§ ASSIGNMENT
Extend the summary of the court decision on the drug-price disclosure rule for television ads, starting right after its last sentence.

§ TEXT PROVIDED
-=-=-
385 F. Supp. 3d 81
D.C. Cir.2019Background
- Plaintiffs (Merck, Eli Lilly, Amgen, and the National Association of Advertisers) challenged HHS/CMS's WAC Disclosure Rule, which compelled disclosure of a drug's wholesale acquisition cost (WAC) in television ads. Plaintiffs sued under the APA and raised First Amendment claims; the court addressed only the APA lack-of-authority claim.
- Plaintiffs moved to stay (and the court consolidated the stay motion with merits) seeking vacatur of the Rule as exceeding HHS's authority under the Social Security Act (SSA). The court did not reach the First Amendment claim.
- HHS relied on broad SSA grants (42 U.S.C. §§ 1302, 1395hh) authorizing rules “necessary to the efficient administration” of Medicare and Medicaid to justify the Rule as a cost-saving measure. HHS argued the Rule reasonably relates to administration and cost control.
- Plaintiffs countered Congress never delegated authority in the SSA to regulate drug marketing or compel price disclosures in DTC (direct-to-consumer) television ads; that subject is addressed in the FDCA and by FDA authority. Plaintiffs argued Chevron deference should not apply because there is no implicit delegation.
- The court applied Chevron, but held at Chevron Step One that the SSA does not implicitly authorize HHS to compel WAC disclosures in TV ads — the SSA’s administration-focused grants target program operations/participants, not general market regulation of pharmaceutical advertising.
- As a result, the court vacated the WAC Disclosure Rule as exceeding statutory authority under 5 U.S.C. § 706(2)(C).
-=-=-
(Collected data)
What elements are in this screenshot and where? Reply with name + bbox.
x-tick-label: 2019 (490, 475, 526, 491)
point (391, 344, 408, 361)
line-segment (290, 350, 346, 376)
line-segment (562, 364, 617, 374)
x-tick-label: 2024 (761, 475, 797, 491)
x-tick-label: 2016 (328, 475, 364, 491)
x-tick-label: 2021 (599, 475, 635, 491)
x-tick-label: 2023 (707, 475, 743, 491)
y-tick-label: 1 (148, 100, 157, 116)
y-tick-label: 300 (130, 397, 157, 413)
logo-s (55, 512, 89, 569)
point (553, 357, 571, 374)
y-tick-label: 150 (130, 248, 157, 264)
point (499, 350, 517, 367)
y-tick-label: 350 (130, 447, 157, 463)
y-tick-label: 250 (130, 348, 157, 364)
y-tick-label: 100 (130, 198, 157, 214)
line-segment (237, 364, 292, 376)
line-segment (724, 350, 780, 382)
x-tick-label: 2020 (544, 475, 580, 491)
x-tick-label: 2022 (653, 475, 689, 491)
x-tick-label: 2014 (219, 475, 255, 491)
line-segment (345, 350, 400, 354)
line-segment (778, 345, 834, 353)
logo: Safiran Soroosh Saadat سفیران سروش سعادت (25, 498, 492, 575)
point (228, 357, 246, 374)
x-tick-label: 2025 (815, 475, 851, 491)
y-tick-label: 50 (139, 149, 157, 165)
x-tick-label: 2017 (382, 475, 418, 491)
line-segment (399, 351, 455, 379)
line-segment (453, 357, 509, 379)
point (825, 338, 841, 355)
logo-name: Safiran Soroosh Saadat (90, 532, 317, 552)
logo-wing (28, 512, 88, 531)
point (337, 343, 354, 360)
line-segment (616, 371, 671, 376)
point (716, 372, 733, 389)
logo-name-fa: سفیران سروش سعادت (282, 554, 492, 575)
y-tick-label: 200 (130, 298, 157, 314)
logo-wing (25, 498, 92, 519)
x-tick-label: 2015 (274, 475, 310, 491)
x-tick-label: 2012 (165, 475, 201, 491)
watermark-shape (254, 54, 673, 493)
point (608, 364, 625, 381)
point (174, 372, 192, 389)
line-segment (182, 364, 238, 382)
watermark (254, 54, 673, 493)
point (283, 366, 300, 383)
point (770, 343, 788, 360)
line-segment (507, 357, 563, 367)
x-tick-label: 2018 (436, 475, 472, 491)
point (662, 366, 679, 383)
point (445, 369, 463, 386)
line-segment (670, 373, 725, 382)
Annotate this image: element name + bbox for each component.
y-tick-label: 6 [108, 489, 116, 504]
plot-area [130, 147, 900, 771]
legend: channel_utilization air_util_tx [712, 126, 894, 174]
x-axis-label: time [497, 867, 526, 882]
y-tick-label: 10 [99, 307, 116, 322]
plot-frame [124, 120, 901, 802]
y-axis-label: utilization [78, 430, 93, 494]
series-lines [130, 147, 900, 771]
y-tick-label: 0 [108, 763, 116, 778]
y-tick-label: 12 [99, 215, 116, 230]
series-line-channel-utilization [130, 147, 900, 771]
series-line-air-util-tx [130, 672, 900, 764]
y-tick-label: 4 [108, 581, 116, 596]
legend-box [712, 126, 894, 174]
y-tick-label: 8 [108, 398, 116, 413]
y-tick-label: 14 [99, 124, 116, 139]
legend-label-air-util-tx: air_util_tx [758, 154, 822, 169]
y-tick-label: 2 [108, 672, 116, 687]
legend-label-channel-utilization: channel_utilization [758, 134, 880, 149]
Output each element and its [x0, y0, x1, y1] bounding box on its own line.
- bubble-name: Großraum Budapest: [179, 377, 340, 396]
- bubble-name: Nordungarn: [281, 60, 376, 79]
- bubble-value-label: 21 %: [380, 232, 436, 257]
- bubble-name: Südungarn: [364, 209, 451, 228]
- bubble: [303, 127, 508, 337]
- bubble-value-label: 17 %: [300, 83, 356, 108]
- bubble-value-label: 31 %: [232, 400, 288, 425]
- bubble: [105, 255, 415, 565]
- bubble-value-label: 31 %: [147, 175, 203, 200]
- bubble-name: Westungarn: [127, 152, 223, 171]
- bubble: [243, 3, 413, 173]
-=-=-
§ EXERCISE RESPONSE
Issues
| Issue | Plaintiff's Argument | Defendant's Argument | Held |
|---|---|---|---|
| Whether Chevron governs review of HHS's interpretation of its SSA authority | Chevron applies and court should ask whether SSA forecloses HHS's claim of authority | Defendants urged a pre-Chevron "reasonably related" Mourning standard and urged deference without invoking Chevron | Court applies Chevron (City of Arlington/Mead) and proceeds with Step One inquiry |
| Whether SSA grants HHS authority to compel WAC disclosures in TV ads | SSA contains no explicit or implicit delegation; subject is outside administration of Medicare/Medicaid and instead concerns drug marketing addressed by FDCA/FDA | General rulemaking power in SSA plus cost-control purpose permits rules affecting market actors to reduce program expenditures | Court holds SSA does not delegate authority for the Rule; compelled disclosures exceed HHS's SSA authority |
| Whether other statutes or context imply delegation (e.g., FDCA, congressional action) | Congress has legislated on drug advertising under FDCA; silence in SSA weighs against reading-in broad market regulation authority | Defendants: FDCA serves different purpose and does not preclude CMS regulation; absence of express prohibition permits CMS action | Court finds FDCA shows Congress regulates drug advertising specifically and SSA silence does not imply delegation; proximity to agency's ordinary duties also undermines delegation claim |
| Remedy | Vacatur requested | N/A | Court vacates the WAC Disclosure Rule under APA § 706(2)(C) |
Key Cases Cited
- Central Hudson Gas & Elec. Corp. v. Public Serv. Comm'n, 447 U.S. 557 (First Amendment commercial-speech intermediate-scrutiny framework)
- Zauderer v. Office of Disciplinary Counsel of the Supreme Court of Ohio, 471 U.S. 626 (compelled commercial disclosures standard)
- Chevron U.S.A., Inc. v. Natural Res. Def. Council, Inc., 467 U.S. 837 (agency statutory-interpretation deference framework)
- City of Arlington v. FCC, 569 U.S. 290 (Chevron governs agency authority/interpretation challenges)
- United States v. Mead Corp., 533 U.S. 218 (limits on Chevron deference; need for congressional delegation)
- FDA v. Brown & Williamson Tobacco Corp., 529 U.S. 120 (courts consider other statutes and significance of economic/political impact in delegation analysis)
- Mourning v. Family Publications Servs., Inc., 411 U.S. 356 (reasonably-related standard for broad delegations; pre-Chevron context)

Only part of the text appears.